● **WHAT IS REQUIRED**
Reproduce all the entries exactly.

● **MATERIALS PROVIDED**
§ §

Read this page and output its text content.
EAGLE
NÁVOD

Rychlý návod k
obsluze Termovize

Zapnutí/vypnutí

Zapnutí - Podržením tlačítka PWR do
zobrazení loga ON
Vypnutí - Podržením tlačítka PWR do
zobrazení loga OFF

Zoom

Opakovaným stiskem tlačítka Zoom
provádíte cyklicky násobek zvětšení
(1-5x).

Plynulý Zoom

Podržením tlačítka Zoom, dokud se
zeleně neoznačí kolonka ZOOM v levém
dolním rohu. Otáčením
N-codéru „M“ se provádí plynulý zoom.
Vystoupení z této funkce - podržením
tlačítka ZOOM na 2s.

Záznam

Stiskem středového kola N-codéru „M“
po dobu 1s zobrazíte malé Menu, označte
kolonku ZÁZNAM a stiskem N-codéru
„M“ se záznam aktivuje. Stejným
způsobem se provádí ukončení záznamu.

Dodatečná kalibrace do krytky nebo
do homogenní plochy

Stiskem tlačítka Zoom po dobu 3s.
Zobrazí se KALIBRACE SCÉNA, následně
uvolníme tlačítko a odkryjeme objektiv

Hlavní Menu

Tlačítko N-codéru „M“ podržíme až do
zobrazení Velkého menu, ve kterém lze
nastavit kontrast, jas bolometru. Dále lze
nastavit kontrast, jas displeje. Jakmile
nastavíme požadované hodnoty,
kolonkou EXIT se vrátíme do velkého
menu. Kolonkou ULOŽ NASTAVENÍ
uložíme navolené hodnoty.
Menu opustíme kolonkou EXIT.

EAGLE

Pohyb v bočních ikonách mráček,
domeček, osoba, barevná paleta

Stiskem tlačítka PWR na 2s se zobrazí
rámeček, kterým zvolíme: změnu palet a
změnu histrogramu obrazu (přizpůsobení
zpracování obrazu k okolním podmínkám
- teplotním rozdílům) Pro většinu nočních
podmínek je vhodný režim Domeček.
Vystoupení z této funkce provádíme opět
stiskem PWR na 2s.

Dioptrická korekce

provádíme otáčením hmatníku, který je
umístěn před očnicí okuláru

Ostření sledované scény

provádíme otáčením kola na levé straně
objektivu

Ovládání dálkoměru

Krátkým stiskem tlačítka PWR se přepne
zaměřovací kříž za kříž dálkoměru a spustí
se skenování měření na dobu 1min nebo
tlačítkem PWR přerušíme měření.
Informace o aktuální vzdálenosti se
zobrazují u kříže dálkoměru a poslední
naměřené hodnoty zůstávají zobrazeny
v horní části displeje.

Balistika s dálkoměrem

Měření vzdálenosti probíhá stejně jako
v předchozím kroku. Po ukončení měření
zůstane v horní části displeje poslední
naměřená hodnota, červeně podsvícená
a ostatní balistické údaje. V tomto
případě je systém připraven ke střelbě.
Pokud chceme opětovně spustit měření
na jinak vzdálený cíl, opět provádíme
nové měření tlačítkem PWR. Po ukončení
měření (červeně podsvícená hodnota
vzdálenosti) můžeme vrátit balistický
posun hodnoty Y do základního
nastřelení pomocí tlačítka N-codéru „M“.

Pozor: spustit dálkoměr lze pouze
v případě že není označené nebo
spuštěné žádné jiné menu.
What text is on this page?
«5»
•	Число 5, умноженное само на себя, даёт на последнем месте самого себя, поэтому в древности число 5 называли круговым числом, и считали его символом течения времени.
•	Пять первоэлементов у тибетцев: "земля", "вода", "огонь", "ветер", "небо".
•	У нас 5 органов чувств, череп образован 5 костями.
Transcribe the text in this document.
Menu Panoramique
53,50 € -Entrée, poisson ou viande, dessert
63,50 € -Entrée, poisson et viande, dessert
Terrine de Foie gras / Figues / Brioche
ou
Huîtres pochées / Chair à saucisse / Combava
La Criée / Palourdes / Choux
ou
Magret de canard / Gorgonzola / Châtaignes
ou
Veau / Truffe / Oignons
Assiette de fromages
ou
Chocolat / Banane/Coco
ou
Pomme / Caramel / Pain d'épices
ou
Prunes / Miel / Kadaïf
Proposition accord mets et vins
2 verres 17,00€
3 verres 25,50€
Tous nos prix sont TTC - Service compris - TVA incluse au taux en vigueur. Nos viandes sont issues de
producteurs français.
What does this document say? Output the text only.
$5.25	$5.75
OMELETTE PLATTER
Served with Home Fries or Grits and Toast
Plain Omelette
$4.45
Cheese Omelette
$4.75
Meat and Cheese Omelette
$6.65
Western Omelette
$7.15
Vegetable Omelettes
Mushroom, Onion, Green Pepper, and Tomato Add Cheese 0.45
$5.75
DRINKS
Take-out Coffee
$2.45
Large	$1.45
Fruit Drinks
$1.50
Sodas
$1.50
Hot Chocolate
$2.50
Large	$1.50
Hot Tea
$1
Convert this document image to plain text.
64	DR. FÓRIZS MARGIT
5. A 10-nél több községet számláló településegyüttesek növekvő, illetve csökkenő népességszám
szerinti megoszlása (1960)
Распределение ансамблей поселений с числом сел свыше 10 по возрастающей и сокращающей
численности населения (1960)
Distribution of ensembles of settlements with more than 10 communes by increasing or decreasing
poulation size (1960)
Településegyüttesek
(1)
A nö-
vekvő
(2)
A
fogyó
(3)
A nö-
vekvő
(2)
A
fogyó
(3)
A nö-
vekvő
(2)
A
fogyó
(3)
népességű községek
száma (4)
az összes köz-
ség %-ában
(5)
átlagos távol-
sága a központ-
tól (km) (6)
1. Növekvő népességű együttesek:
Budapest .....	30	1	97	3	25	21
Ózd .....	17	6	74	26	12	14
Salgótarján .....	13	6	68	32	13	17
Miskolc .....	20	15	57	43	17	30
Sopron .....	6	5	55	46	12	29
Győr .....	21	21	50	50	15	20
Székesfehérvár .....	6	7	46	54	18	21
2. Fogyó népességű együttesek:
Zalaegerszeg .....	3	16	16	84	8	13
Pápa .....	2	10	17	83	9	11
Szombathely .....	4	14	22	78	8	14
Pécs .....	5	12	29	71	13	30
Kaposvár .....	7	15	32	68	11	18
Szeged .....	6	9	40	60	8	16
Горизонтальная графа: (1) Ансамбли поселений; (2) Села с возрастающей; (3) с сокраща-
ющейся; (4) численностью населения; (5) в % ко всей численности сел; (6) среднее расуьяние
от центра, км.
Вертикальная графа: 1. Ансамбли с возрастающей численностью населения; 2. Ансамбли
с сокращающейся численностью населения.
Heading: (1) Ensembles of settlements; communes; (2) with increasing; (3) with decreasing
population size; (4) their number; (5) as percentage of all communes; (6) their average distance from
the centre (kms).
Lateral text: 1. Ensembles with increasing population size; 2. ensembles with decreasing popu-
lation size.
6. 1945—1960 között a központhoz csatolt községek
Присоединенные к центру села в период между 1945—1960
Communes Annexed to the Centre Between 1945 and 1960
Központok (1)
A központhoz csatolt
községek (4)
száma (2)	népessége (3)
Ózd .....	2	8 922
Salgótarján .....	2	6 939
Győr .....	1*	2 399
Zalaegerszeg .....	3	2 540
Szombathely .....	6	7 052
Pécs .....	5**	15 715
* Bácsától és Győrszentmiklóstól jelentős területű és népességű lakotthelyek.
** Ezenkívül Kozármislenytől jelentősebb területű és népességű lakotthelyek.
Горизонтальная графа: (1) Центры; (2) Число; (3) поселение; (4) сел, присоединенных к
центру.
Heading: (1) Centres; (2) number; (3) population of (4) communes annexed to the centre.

§ §

● **THE RESULT**
Read this page and output its text content.
EAGLE
NÁVOD

Rychlý návod k
obsluze Termovize

Zapnutí/vypnutí

Zapnutí - Podržením tlačítka PWR do
zobrazení loga ON
Vypnutí - Podržením tlačítka PWR do
zobrazení loga OFF

Zoom

Opakovaným stiskem tlačítka Zoom
provádíte cyklicky násobek zvětšení
(1-5x).

Plynulý Zoom

Podržením tlačítka Zoom, dokud se
zeleně neoznačí kolonka ZOOM v levém
dolním rohu. Otáčením
N-codéru „M“ se provádí plynulý zoom.
Vystoupení z této funkce - podržením
tlačítka ZOOM na 2s.

Záznam

Stiskem středového kola N-codéru „M“
po dobu 1s zobrazíte malé Menu, označte
kolonku ZÁZNAM a stiskem N-codéru
„M“ se záznam aktivuje. Stejným
způsobem se provádí ukončení záznamu.

Dodatečná kalibrace do krytky nebo
do homogenní plochy

Stiskem tlačítka Zoom po dobu 3s.
Zobrazí se KALIBRACE SCÉNA, následně
uvolníme tlačítko a odkryjeme objektiv

Hlavní Menu

Tlačítko N-codéru „M“ podržíme až do
zobrazení Velkého menu, ve kterém lze
nastavit kontrast, jas bolometru. Dále lze
nastavit kontrast, jas displeje. Jakmile
nastavíme požadované hodnoty,
kolonkou EXIT se vrátíme do velkého
menu. Kolonkou ULOŽ NASTAVENÍ
uložíme navolené hodnoty.
Menu opustíme kolonkou EXIT.

EAGLE

Pohyb v bočních ikonách mráček,
domeček, osoba, barevná paleta

Stiskem tlačítka PWR na 2s se zobrazí
rámeček, kterým zvolíme: změnu palet a
změnu histrogramu obrazu (přizpůsobení
zpracování obrazu k okolním podmínkám
- teplotním rozdílům) Pro většinu nočních
podmínek je vhodný režim Domeček.
Vystoupení z této funkce provádíme opět
stiskem PWR na 2s.

Dioptrická korekce

provádíme otáčením hmatníku, který je
umístěn před očnicí okuláru

Ostření sledované scény

provádíme otáčením kola na levé straně
objektivu

Ovládání dálkoměru

Krátkým stiskem tlačítka PWR se přepne
zaměřovací kříž za kříž dálkoměru a spustí
se skenování měření na dobu 1min nebo
tlačítkem PWR přerušíme měření.
Informace o aktuální vzdálenosti se
zobrazují u kříže dálkoměru a poslední
naměřené hodnoty zůstávají zobrazeny
v horní části displeje.

Balistika s dálkoměrem

Měření vzdálenosti probíhá stejně jako
v předchozím kroku. Po ukončení měření
zůstane v horní části displeje poslední
naměřená hodnota, červeně podsvícená
a ostatní balistické údaje. V tomto
případě je systém připraven ke střelbě.
Pokud chceme opětovně spustit měření
na jinak vzdálený cíl, opět provádíme
nové měření tlačítkem PWR. Po ukončení
měření (červeně podsvícená hodnota
vzdálenosti) můžeme vrátit balistický
posun hodnoty Y do základního
nastřelení pomocí tlačítka N-codéru „M“.

Pozor: spustit dálkoměr lze pouze
v případě že není označené nebo
spuštěné žádné jiné menu.
What text is on this page?
«5»
•	Число 5, умноженное само на себя, даёт на последнем месте самого себя, поэтому в древности число 5 называли круговым числом, и считали его символом течения времени.
•	Пять первоэлементов у тибетцев: "земля", "вода", "огонь", "ветер", "небо".
•	У нас 5 органов чувств, череп образован 5 костями.
Transcribe the text in this document.
Menu Panoramique
53,50 € -Entrée, poisson ou viande, dessert
63,50 € -Entrée, poisson et viande, dessert
Terrine de Foie gras / Figues / Brioche
ou
Huîtres pochées / Chair à saucisse / Combava
La Criée / Palourdes / Choux
ou
Magret de canard / Gorgonzola / Châtaignes
ou
Veau / Truffe / Oignons
Assiette de fromages
ou
Chocolat / Banane/Coco
ou
Pomme / Caramel / Pain d'épices
ou
Prunes / Miel / Kadaïf
Proposition accord mets et vins
2 verres 17,00€
3 verres 25,50€
Tous nos prix sont TTC - Service compris - TVA incluse au taux en vigueur. Nos viandes sont issues de
producteurs français.
What does this document say? Output the text only.
$5.25	$5.75
OMELETTE PLATTER
Served with Home Fries or Grits and Toast
Plain Omelette
$4.45
Cheese Omelette
$4.75
Meat and Cheese Omelette
$6.65
Western Omelette
$7.15
Vegetable Omelettes
Mushroom, Onion, Green Pepper, and Tomato Add Cheese 0.45
$5.75
DRINKS
Take-out Coffee
$2.45
Large	$1.45
Fruit Drinks
$1.50
Sodas
$1.50
Hot Chocolate
$2.50
Large	$1.50
Hot Tea
$1
Convert this document image to plain text.
64	DR. FÓRIZS MARGIT
5. A 10-nél több községet számláló településegyüttesek növekvő, illetve csökkenő népességszám
szerinti megoszlása (1960)
Распределение ансамблей поселений с числом сел свыше 10 по возрастающей и сокращающей
численности населения (1960)
Distribution of ensembles of settlements with more than 10 communes by increasing or decreasing
poulation size (1960)
Településegyüttesek
(1)
A nö-
vekvő
(2)
A
fogyó
(3)
A nö-
vekvő
(2)
A
fogyó
(3)
A nö-
vekvő
(2)
A
fogyó
(3)
népességű községek
száma (4)
az összes köz-
ség %-ában
(5)
átlagos távol-
sága a központ-
tól (km) (6)
1. Növekvő népességű együttesek:
Budapest .....	30	1	97	3	25	21
Ózd .....	17	6	74	26	12	14
Salgótarján .....	13	6	68	32	13	17
Miskolc .....	20	15	57	43	17	30
Sopron .....	6	5	55	46	12	29
Győr .....	21	21	50	50	15	20
Székesfehérvár .....	6	7	46	54	18	21
2. Fogyó népességű együttesek:
Zalaegerszeg .....	3	16	16	84	8	13
Pápa .....	2	10	17	83	9	11
Szombathely .....	4	14	22	78	8	14
Pécs .....	5	12	29	71	13	30
Kaposvár .....	7	15	32	68	11	18
Szeged .....	6	9	40	60	8	16
Горизонтальная графа: (1) Ансамбли поселений; (2) Села с возрастающей; (3) с сокраща-
ющейся; (4) численностью населения; (5) в % ко всей численности сел; (6) среднее расуьяние
от центра, км.
Вертикальная графа: 1. Ансамбли с возрастающей численностью населения; 2. Ансамбли
с сокращающейся численностью населения.
Heading: (1) Ensembles of settlements; communes; (2) with increasing; (3) with decreasing
population size; (4) their number; (5) as percentage of all communes; (6) their average distance from
the centre (kms).
Lateral text: 1. Ensembles with increasing population size; 2. ensembles with decreasing popu-
lation size.
6. 1945—1960 között a központhoz csatolt községek
Присоединенные к центру села в период между 1945—1960
Communes Annexed to the Centre Between 1945 and 1960
Központok (1)
A központhoz csatolt
községek (4)
száma (2)	népessége (3)
Ózd .....	2	8 922
Salgótarján .....	2	6 939
Győr .....	1*	2 399
Zalaegerszeg .....	3	2 540
Szombathely .....	6	7 052
Pécs .....	5**	15 715
* Bácsától és Győrszentmiklóstól jelentős területű és népességű lakotthelyek.
** Ezenkívül Kozármislenytől jelentősebb területű és népességű lakotthelyek.
Горизонтальная графа: (1) Центры; (2) Число; (3) поселение; (4) сел, присоединенных к
центру.
Heading: (1) Centres; (2) number; (3) population of (4) communes annexed to the centre.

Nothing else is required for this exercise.